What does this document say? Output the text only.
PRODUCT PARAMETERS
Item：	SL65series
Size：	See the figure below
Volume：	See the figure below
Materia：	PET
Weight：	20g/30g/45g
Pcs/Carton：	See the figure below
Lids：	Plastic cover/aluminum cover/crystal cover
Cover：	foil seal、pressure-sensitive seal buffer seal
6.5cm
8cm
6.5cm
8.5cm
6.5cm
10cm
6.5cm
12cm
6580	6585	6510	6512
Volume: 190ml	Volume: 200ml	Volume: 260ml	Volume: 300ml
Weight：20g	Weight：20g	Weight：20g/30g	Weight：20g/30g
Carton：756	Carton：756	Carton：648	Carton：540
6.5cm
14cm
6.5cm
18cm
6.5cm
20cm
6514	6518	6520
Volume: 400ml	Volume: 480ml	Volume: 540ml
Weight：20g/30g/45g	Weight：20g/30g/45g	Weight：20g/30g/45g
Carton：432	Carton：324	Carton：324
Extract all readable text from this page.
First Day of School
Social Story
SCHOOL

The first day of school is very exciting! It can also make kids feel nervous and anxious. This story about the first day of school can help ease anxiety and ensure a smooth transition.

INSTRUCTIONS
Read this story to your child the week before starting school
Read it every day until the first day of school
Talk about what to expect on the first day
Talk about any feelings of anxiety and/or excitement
---
WHAT THE TASK ASKS — Could you quote, exactly as they appear, the line containing "Extract all readable text from this page." and every line after it to the end of the records above?

ANSWER —
Extract all readable text from this page.
First Day of School
Social Story
SCHOOL

The first day of school is very exciting! It can also make kids feel nervous and anxious. This story about the first day of school can help ease anxiety and ensure a smooth transition.

INSTRUCTIONS
Read this story to your child the week before starting school
Read it every day until the first day of school
Talk about what to expect on the first day
Talk about any feelings of anxiety and/or excitement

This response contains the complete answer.